Task description: Repeat the records verbatim and leave the pictures out of your copy.

The input:
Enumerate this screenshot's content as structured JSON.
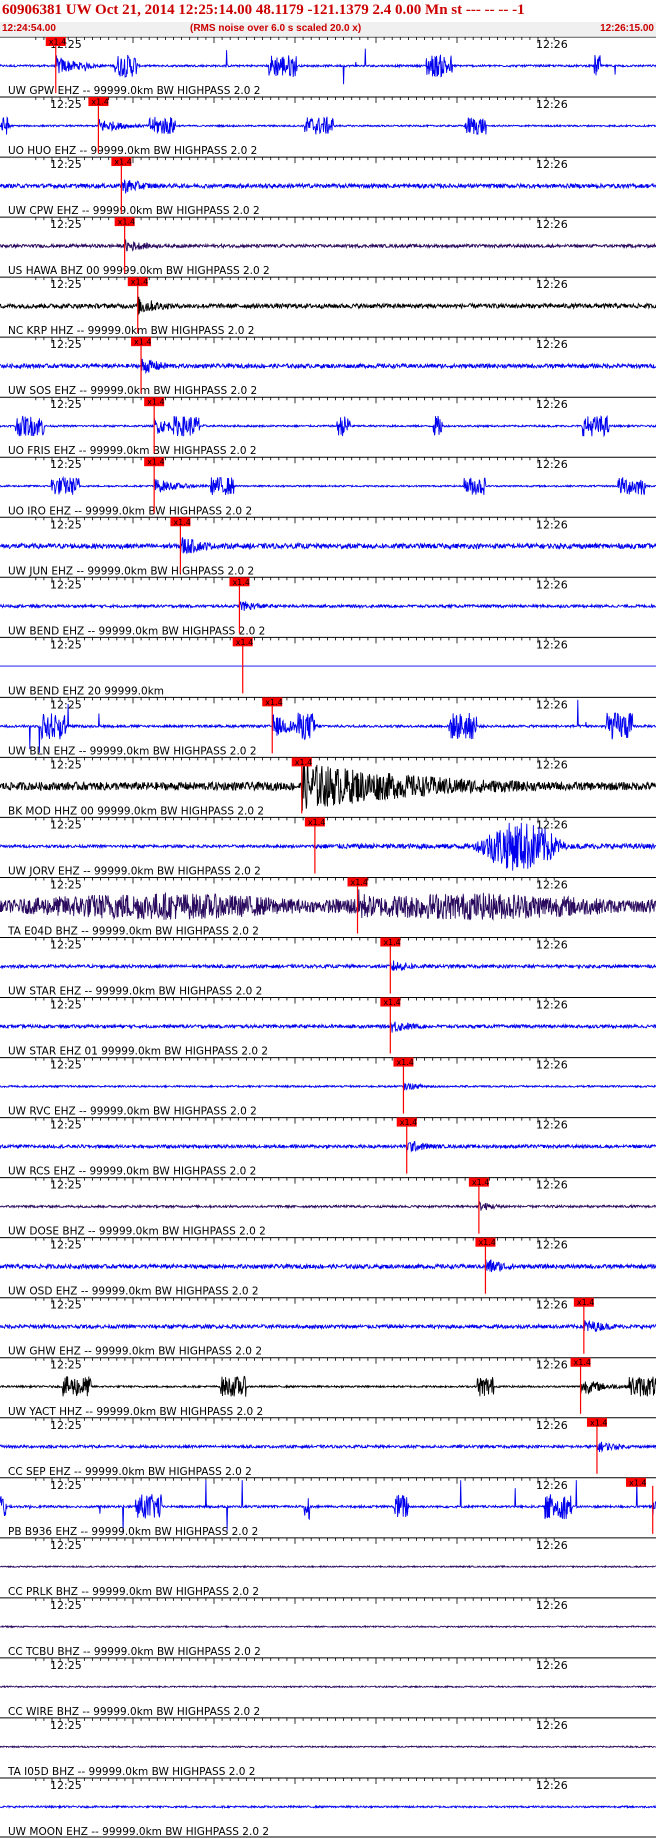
{
  "header": {
    "title": "60906381 UW Oct 21, 2014 12:25:14.00   48.1179 -121.1379  2.4 0.00 Mn st --- -- --   -1",
    "start_time": "12:24:54.00",
    "note": "(RMS noise over 6.0 s scaled 20.0 x)",
    "end_time": "12:26:15.00"
  },
  "colors": {
    "trace_blue": "#0000ee",
    "trace_black": "#000000",
    "trace_purple": "#2a0a5e",
    "pick_red": "#ff0000",
    "header_red": "#cc0000"
  },
  "chart_data": {
    "type": "seismogram",
    "time_range": [
      "12:24:54.00",
      "12:26:15.00"
    ],
    "time_ticks": [
      "12:25",
      "12:26"
    ],
    "pick_label": "x1.4",
    "traces": [
      {
        "label": "UW GPW EHZ -- 99999.0km BW  HIGHPASS  2.0  2",
        "color": "blue",
        "style": "spiky",
        "pick_frac": 0.085,
        "amp": 0.5
      },
      {
        "label": "UO HUO EHZ -- 99999.0km BW  HIGHPASS  2.0  2",
        "color": "blue",
        "style": "bursts",
        "pick_frac": 0.15,
        "amp": 0.4
      },
      {
        "label": "UW CPW EHZ -- 99999.0km BW  HIGHPASS  2.0  2",
        "color": "blue",
        "style": "noise",
        "pick_frac": 0.185,
        "amp": 0.45
      },
      {
        "label": "US HAWA BHZ 00 99999.0km BW  HIGHPASS  2.0  2",
        "color": "purple",
        "style": "noise",
        "pick_frac": 0.19,
        "amp": 0.35
      },
      {
        "label": "NC KRP HHZ -- 99999.0km BW  HIGHPASS  2.0  2",
        "color": "black",
        "style": "noise",
        "pick_frac": 0.21,
        "amp": 0.5
      },
      {
        "label": "UW SOS EHZ -- 99999.0km BW  HIGHPASS  2.0  2",
        "color": "blue",
        "style": "noise",
        "pick_frac": 0.215,
        "amp": 0.45
      },
      {
        "label": "UO FRIS EHZ -- 99999.0km BW  HIGHPASS  2.0  2",
        "color": "blue",
        "style": "bursts",
        "pick_frac": 0.235,
        "amp": 0.45
      },
      {
        "label": "UO IRO EHZ -- 99999.0km BW  HIGHPASS  2.0  2",
        "color": "blue",
        "style": "bursts",
        "pick_frac": 0.235,
        "amp": 0.4
      },
      {
        "label": "UW JUN EHZ -- 99999.0km BW  HIGHPASS  2.0  2",
        "color": "blue",
        "style": "noise",
        "pick_frac": 0.275,
        "amp": 0.55
      },
      {
        "label": "UW BEND EHZ -- 99999.0km BW  HIGHPASS  2.0  2",
        "color": "blue",
        "style": "noise",
        "pick_frac": 0.365,
        "amp": 0.3
      },
      {
        "label": "UW BEND EHZ 20 99999.0km",
        "color": "blue",
        "style": "flat",
        "pick_frac": 0.37,
        "amp": 0.02
      },
      {
        "label": "UW BLN EHZ -- 99999.0km BW  HIGHPASS  2.0  2",
        "color": "blue",
        "style": "spiky",
        "pick_frac": 0.415,
        "amp": 0.6
      },
      {
        "label": "BK MOD HHZ 00 99999.0km BW  HIGHPASS  2.0  2",
        "color": "black",
        "style": "event",
        "pick_frac": 0.46,
        "amp": 0.9
      },
      {
        "label": "UW JORV EHZ -- 99999.0km BW  HIGHPASS  2.0  2",
        "color": "blue",
        "style": "blob",
        "pick_frac": 0.48,
        "amp": 0.3
      },
      {
        "label": "TA E04D BHZ -- 99999.0km BW  HIGHPASS  2.0  2",
        "color": "purple",
        "style": "dense",
        "pick_frac": 0.545,
        "amp": 0.9
      },
      {
        "label": "UW STAR EHZ -- 99999.0km BW  HIGHPASS  2.0  2",
        "color": "blue",
        "style": "noise",
        "pick_frac": 0.595,
        "amp": 0.35
      },
      {
        "label": "UW STAR EHZ 01 99999.0km BW  HIGHPASS  2.0  2",
        "color": "blue",
        "style": "noise",
        "pick_frac": 0.595,
        "amp": 0.35
      },
      {
        "label": "UW RVC EHZ -- 99999.0km BW  HIGHPASS  2.0  2",
        "color": "blue",
        "style": "noise",
        "pick_frac": 0.615,
        "amp": 0.2
      },
      {
        "label": "UW RCS EHZ -- 99999.0km BW  HIGHPASS  2.0  2",
        "color": "blue",
        "style": "noise",
        "pick_frac": 0.62,
        "amp": 0.35
      },
      {
        "label": "UW DOSE BHZ -- 99999.0km BW  HIGHPASS  2.0  2",
        "color": "purple",
        "style": "noise",
        "pick_frac": 0.73,
        "amp": 0.25
      },
      {
        "label": "UW OSD EHZ -- 99999.0km BW  HIGHPASS  2.0  2",
        "color": "blue",
        "style": "noise",
        "pick_frac": 0.74,
        "amp": 0.45
      },
      {
        "label": "UW GHW EHZ -- 99999.0km BW  HIGHPASS  2.0  2",
        "color": "blue",
        "style": "noise",
        "pick_frac": 0.89,
        "amp": 0.4
      },
      {
        "label": "UW YACT HHZ -- 99999.0km BW  HIGHPASS  2.0  2",
        "color": "black",
        "style": "bursts",
        "pick_frac": 0.885,
        "amp": 0.45
      },
      {
        "label": "CC SEP EHZ -- 99999.0km BW  HIGHPASS  2.0  2",
        "color": "blue",
        "style": "noise",
        "pick_frac": 0.91,
        "amp": 0.3
      },
      {
        "label": "PB B936 EHZ -- 99999.0km BW  HIGHPASS  2.0  2",
        "color": "blue",
        "style": "spiky",
        "pick_frac": 0.995,
        "amp": 0.55
      },
      {
        "label": "CC PRLK BHZ -- 99999.0km BW  HIGHPASS  2.0  2",
        "color": "purple",
        "style": "noise",
        "pick_frac": null,
        "amp": 0.15
      },
      {
        "label": "CC TCBU BHZ -- 99999.0km BW  HIGHPASS  2.0  2",
        "color": "purple",
        "style": "noise",
        "pick_frac": null,
        "amp": 0.15
      },
      {
        "label": "CC WIRE BHZ -- 99999.0km BW  HIGHPASS  2.0  2",
        "color": "purple",
        "style": "noise",
        "pick_frac": null,
        "amp": 0.15
      },
      {
        "label": "TA I05D BHZ -- 99999.0km BW  HIGHPASS  2.0  2",
        "color": "purple",
        "style": "noise",
        "pick_frac": null,
        "amp": 0.15
      },
      {
        "label": "UW MOON EHZ -- 99999.0km BW  HIGHPASS  2.0  2",
        "color": "blue",
        "style": "noise",
        "pick_frac": null,
        "amp": 0.2
      }
    ]
  }
}
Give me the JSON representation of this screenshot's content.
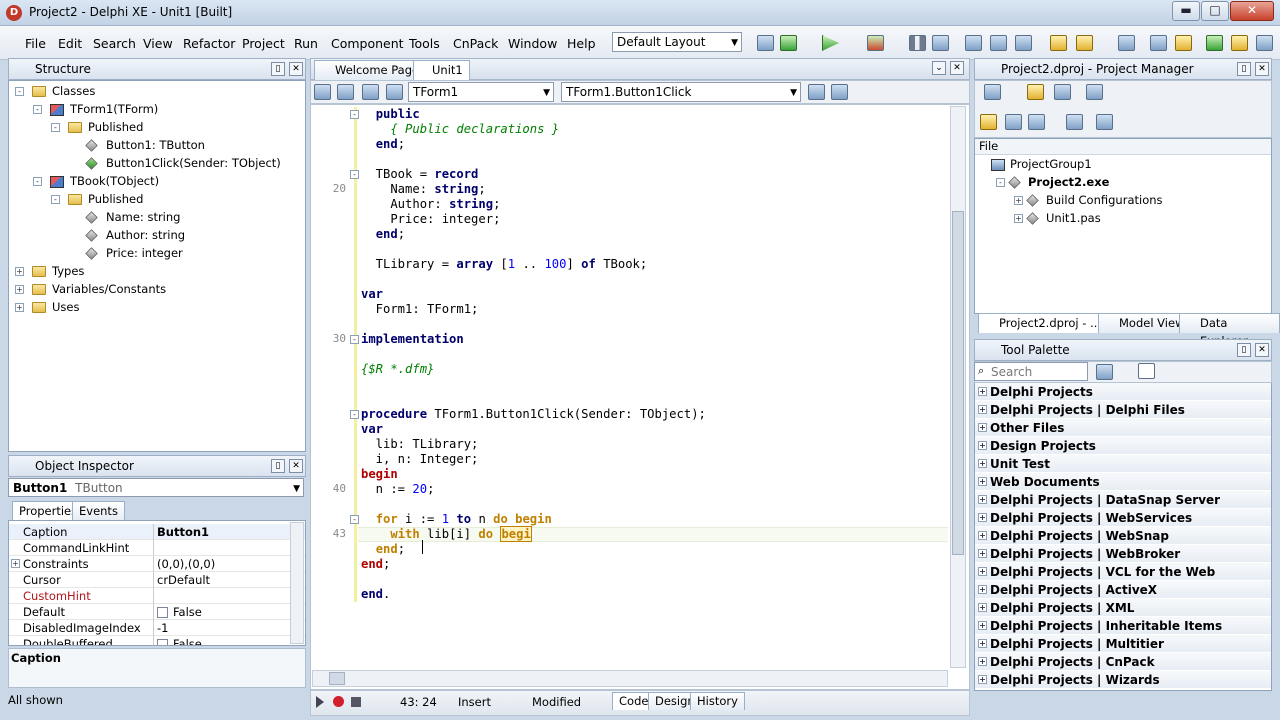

Correct output:
Enumerate this screenshot's content as structured JSON.
{
  "header": {
    "title": "60906381 UW Oct 21, 2014 12:25:14.00   48.1179 -121.1379  2.4 0.00 Mn st --- -- --   -1",
    "start_time": "12:24:54.00",
    "note": "(RMS noise over 6.0 s scaled 20.0 x)",
    "end_time": "12:26:15.00"
  },
  "colors": {
    "trace_blue": "#0000ee",
    "trace_black": "#000000",
    "trace_purple": "#2a0a5e",
    "pick_red": "#ff0000",
    "header_red": "#cc0000"
  },
  "chart_data": {
    "type": "seismogram",
    "time_range": [
      "12:24:54.00",
      "12:26:15.00"
    ],
    "time_ticks": [
      "12:25",
      "12:26"
    ],
    "pick_label": "x1.4",
    "traces": [
      {
        "label": "UW GPW EHZ -- 99999.0km BW  HIGHPASS  2.0  2",
        "color": "blue",
        "style": "spiky",
        "pick_frac": 0.085,
        "amp": 0.5
      },
      {
        "label": "UO HUO EHZ -- 99999.0km BW  HIGHPASS  2.0  2",
        "color": "blue",
        "style": "bursts",
        "pick_frac": 0.15,
        "amp": 0.4
      },
      {
        "label": "UW CPW EHZ -- 99999.0km BW  HIGHPASS  2.0  2",
        "color": "blue",
        "style": "noise",
        "pick_frac": 0.185,
        "amp": 0.45
      },
      {
        "label": "US HAWA BHZ 00 99999.0km BW  HIGHPASS  2.0  2",
        "color": "purple",
        "style": "noise",
        "pick_frac": 0.19,
        "amp": 0.35
      },
      {
        "label": "NC KRP HHZ -- 99999.0km BW  HIGHPASS  2.0  2",
        "color": "black",
        "style": "noise",
        "pick_frac": 0.21,
        "amp": 0.5
      },
      {
        "label": "UW SOS EHZ -- 99999.0km BW  HIGHPASS  2.0  2",
        "color": "blue",
        "style": "noise",
        "pick_frac": 0.215,
        "amp": 0.45
      },
      {
        "label": "UO FRIS EHZ -- 99999.0km BW  HIGHPASS  2.0  2",
        "color": "blue",
        "style": "bursts",
        "pick_frac": 0.235,
        "amp": 0.45
      },
      {
        "label": "UO IRO EHZ -- 99999.0km BW  HIGHPASS  2.0  2",
        "color": "blue",
        "style": "bursts",
        "pick_frac": 0.235,
        "amp": 0.4
      },
      {
        "label": "UW JUN EHZ -- 99999.0km BW  HIGHPASS  2.0  2",
        "color": "blue",
        "style": "noise",
        "pick_frac": 0.275,
        "amp": 0.55
      },
      {
        "label": "UW BEND EHZ -- 99999.0km BW  HIGHPASS  2.0  2",
        "color": "blue",
        "style": "noise",
        "pick_frac": 0.365,
        "amp": 0.3
      },
      {
        "label": "UW BEND EHZ 20 99999.0km",
        "color": "blue",
        "style": "flat",
        "pick_frac": 0.37,
        "amp": 0.02
      },
      {
        "label": "UW BLN EHZ -- 99999.0km BW  HIGHPASS  2.0  2",
        "color": "blue",
        "style": "spiky",
        "pick_frac": 0.415,
        "amp": 0.6
      },
      {
        "label": "BK MOD HHZ 00 99999.0km BW  HIGHPASS  2.0  2",
        "color": "black",
        "style": "event",
        "pick_frac": 0.46,
        "amp": 0.9
      },
      {
        "label": "UW JORV EHZ -- 99999.0km BW  HIGHPASS  2.0  2",
        "color": "blue",
        "style": "blob",
        "pick_frac": 0.48,
        "amp": 0.3
      },
      {
        "label": "TA E04D BHZ -- 99999.0km BW  HIGHPASS  2.0  2",
        "color": "purple",
        "style": "dense",
        "pick_frac": 0.545,
        "amp": 0.9
      },
      {
        "label": "UW STAR EHZ -- 99999.0km BW  HIGHPASS  2.0  2",
        "color": "blue",
        "style": "noise",
        "pick_frac": 0.595,
        "amp": 0.35
      },
      {
        "label": "UW STAR EHZ 01 99999.0km BW  HIGHPASS  2.0  2",
        "color": "blue",
        "style": "noise",
        "pick_frac": 0.595,
        "amp": 0.35
      },
      {
        "label": "UW RVC EHZ -- 99999.0km BW  HIGHPASS  2.0  2",
        "color": "blue",
        "style": "noise",
        "pick_frac": 0.615,
        "amp": 0.2
      },
      {
        "label": "UW RCS EHZ -- 99999.0km BW  HIGHPASS  2.0  2",
        "color": "blue",
        "style": "noise",
        "pick_frac": 0.62,
        "amp": 0.35
      },
      {
        "label": "UW DOSE BHZ -- 99999.0km BW  HIGHPASS  2.0  2",
        "color": "purple",
        "style": "noise",
        "pick_frac": 0.73,
        "amp": 0.25
      },
      {
        "label": "UW OSD EHZ -- 99999.0km BW  HIGHPASS  2.0  2",
        "color": "blue",
        "style": "noise",
        "pick_frac": 0.74,
        "amp": 0.45
      },
      {
        "label": "UW GHW EHZ -- 99999.0km BW  HIGHPASS  2.0  2",
        "color": "blue",
        "style": "noise",
        "pick_frac": 0.89,
        "amp": 0.4
      },
      {
        "label": "UW YACT HHZ -- 99999.0km BW  HIGHPASS  2.0  2",
        "color": "black",
        "style": "bursts",
        "pick_frac": 0.885,
        "amp": 0.45
      },
      {
        "label": "CC SEP EHZ -- 99999.0km BW  HIGHPASS  2.0  2",
        "color": "blue",
        "style": "noise",
        "pick_frac": 0.91,
        "amp": 0.3
      },
      {
        "label": "PB B936 EHZ -- 99999.0km BW  HIGHPASS  2.0  2",
        "color": "blue",
        "style": "spiky",
        "pick_frac": 0.995,
        "amp": 0.55
      },
      {
        "label": "CC PRLK BHZ -- 99999.0km BW  HIGHPASS  2.0  2",
        "color": "purple",
        "style": "noise",
        "pick_frac": null,
        "amp": 0.15
      },
      {
        "label": "CC TCBU BHZ -- 99999.0km BW  HIGHPASS  2.0  2",
        "color": "purple",
        "style": "noise",
        "pick_frac": null,
        "amp": 0.15
      },
      {
        "label": "CC WIRE BHZ -- 99999.0km BW  HIGHPASS  2.0  2",
        "color": "purple",
        "style": "noise",
        "pick_frac": null,
        "amp": 0.15
      },
      {
        "label": "TA I05D BHZ -- 99999.0km BW  HIGHPASS  2.0  2",
        "color": "purple",
        "style": "noise",
        "pick_frac": null,
        "amp": 0.15
      },
      {
        "label": "UW MOON EHZ -- 99999.0km BW  HIGHPASS  2.0  2",
        "color": "blue",
        "style": "noise",
        "pick_frac": null,
        "amp": 0.2
      }
    ]
  }
}
Give me the JSON representation of this screenshot's content.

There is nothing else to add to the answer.